## Data shown
[start]

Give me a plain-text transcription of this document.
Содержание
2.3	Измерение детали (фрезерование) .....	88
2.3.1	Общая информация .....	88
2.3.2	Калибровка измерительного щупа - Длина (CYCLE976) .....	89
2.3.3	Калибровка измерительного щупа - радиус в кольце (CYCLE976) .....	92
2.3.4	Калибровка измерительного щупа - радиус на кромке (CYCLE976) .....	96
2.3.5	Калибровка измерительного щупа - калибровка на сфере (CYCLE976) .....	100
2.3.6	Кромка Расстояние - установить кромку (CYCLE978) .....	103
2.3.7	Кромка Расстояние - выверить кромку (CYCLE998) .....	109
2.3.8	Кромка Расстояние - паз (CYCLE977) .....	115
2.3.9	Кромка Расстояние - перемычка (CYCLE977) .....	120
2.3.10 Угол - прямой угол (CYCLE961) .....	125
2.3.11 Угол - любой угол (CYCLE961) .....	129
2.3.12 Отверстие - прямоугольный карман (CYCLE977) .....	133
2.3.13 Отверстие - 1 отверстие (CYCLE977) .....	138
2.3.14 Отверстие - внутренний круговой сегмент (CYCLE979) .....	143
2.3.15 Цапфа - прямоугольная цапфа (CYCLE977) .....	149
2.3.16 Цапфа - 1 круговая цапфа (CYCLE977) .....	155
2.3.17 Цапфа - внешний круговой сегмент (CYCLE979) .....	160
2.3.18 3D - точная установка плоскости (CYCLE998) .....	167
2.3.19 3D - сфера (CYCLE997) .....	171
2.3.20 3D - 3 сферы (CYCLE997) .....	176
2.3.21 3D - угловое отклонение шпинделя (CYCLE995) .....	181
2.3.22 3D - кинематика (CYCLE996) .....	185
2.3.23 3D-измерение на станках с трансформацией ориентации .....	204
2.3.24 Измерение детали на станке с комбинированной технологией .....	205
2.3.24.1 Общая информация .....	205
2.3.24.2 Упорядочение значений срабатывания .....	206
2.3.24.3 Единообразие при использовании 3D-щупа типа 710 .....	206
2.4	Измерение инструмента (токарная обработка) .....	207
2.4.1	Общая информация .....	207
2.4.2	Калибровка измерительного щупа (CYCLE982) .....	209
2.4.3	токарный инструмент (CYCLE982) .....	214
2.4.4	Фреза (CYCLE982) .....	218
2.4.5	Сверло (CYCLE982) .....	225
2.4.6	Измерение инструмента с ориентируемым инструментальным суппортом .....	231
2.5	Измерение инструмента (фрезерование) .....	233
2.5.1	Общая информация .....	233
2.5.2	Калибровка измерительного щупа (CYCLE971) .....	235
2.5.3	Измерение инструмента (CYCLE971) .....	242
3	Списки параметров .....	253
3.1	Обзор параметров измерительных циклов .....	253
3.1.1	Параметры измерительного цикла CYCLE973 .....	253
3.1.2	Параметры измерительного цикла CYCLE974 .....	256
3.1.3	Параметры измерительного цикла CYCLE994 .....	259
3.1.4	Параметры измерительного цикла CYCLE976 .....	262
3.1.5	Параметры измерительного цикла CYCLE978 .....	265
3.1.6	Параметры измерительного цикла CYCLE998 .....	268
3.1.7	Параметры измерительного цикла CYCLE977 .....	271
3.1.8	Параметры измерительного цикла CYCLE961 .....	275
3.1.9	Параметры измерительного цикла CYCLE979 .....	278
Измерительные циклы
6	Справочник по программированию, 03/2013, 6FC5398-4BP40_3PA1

[end]

## Request
Please repeat all the records above exactly as they appear.

## Solution
Give me a plain-text transcription of this document.
Содержание
2.3	Измерение детали (фрезерование) .....	88
2.3.1	Общая информация .....	88
2.3.2	Калибровка измерительного щупа - Длина (CYCLE976) .....	89
2.3.3	Калибровка измерительного щупа - радиус в кольце (CYCLE976) .....	92
2.3.4	Калибровка измерительного щупа - радиус на кромке (CYCLE976) .....	96
2.3.5	Калибровка измерительного щупа - калибровка на сфере (CYCLE976) .....	100
2.3.6	Кромка Расстояние - установить кромку (CYCLE978) .....	103
2.3.7	Кромка Расстояние - выверить кромку (CYCLE998) .....	109
2.3.8	Кромка Расстояние - паз (CYCLE977) .....	115
2.3.9	Кромка Расстояние - перемычка (CYCLE977) .....	120
2.3.10 Угол - прямой угол (CYCLE961) .....	125
2.3.11 Угол - любой угол (CYCLE961) .....	129
2.3.12 Отверстие - прямоугольный карман (CYCLE977) .....	133
2.3.13 Отверстие - 1 отверстие (CYCLE977) .....	138
2.3.14 Отверстие - внутренний круговой сегмент (CYCLE979) .....	143
2.3.15 Цапфа - прямоугольная цапфа (CYCLE977) .....	149
2.3.16 Цапфа - 1 круговая цапфа (CYCLE977) .....	155
2.3.17 Цапфа - внешний круговой сегмент (CYCLE979) .....	160
2.3.18 3D - точная установка плоскости (CYCLE998) .....	167
2.3.19 3D - сфера (CYCLE997) .....	171
2.3.20 3D - 3 сферы (CYCLE997) .....	176
2.3.21 3D - угловое отклонение шпинделя (CYCLE995) .....	181
2.3.22 3D - кинематика (CYCLE996) .....	185
2.3.23 3D-измерение на станках с трансформацией ориентации .....	204
2.3.24 Измерение детали на станке с комбинированной технологией .....	205
2.3.24.1 Общая информация .....	205
2.3.24.2 Упорядочение значений срабатывания .....	206
2.3.24.3 Единообразие при использовании 3D-щупа типа 710 .....	206
2.4	Измерение инструмента (токарная обработка) .....	207
2.4.1	Общая информация .....	207
2.4.2	Калибровка измерительного щупа (CYCLE982) .....	209
2.4.3	токарный инструмент (CYCLE982) .....	214
2.4.4	Фреза (CYCLE982) .....	218
2.4.5	Сверло (CYCLE982) .....	225
2.4.6	Измерение инструмента с ориентируемым инструментальным суппортом .....	231
2.5	Измерение инструмента (фрезерование) .....	233
2.5.1	Общая информация .....	233
2.5.2	Калибровка измерительного щупа (CYCLE971) .....	235
2.5.3	Измерение инструмента (CYCLE971) .....	242
3	Списки параметров .....	253
3.1	Обзор параметров измерительных циклов .....	253
3.1.1	Параметры измерительного цикла CYCLE973 .....	253
3.1.2	Параметры измерительного цикла CYCLE974 .....	256
3.1.3	Параметры измерительного цикла CYCLE994 .....	259
3.1.4	Параметры измерительного цикла CYCLE976 .....	262
3.1.5	Параметры измерительного цикла CYCLE978 .....	265
3.1.6	Параметры измерительного цикла CYCLE998 .....	268
3.1.7	Параметры измерительного цикла CYCLE977 .....	271
3.1.8	Параметры измерительного цикла CYCLE961 .....	275
3.1.9	Параметры измерительного цикла CYCLE979 .....	278
Измерительные циклы
6	Справочник по программированию, 03/2013, 6FC5398-4BP40_3PA1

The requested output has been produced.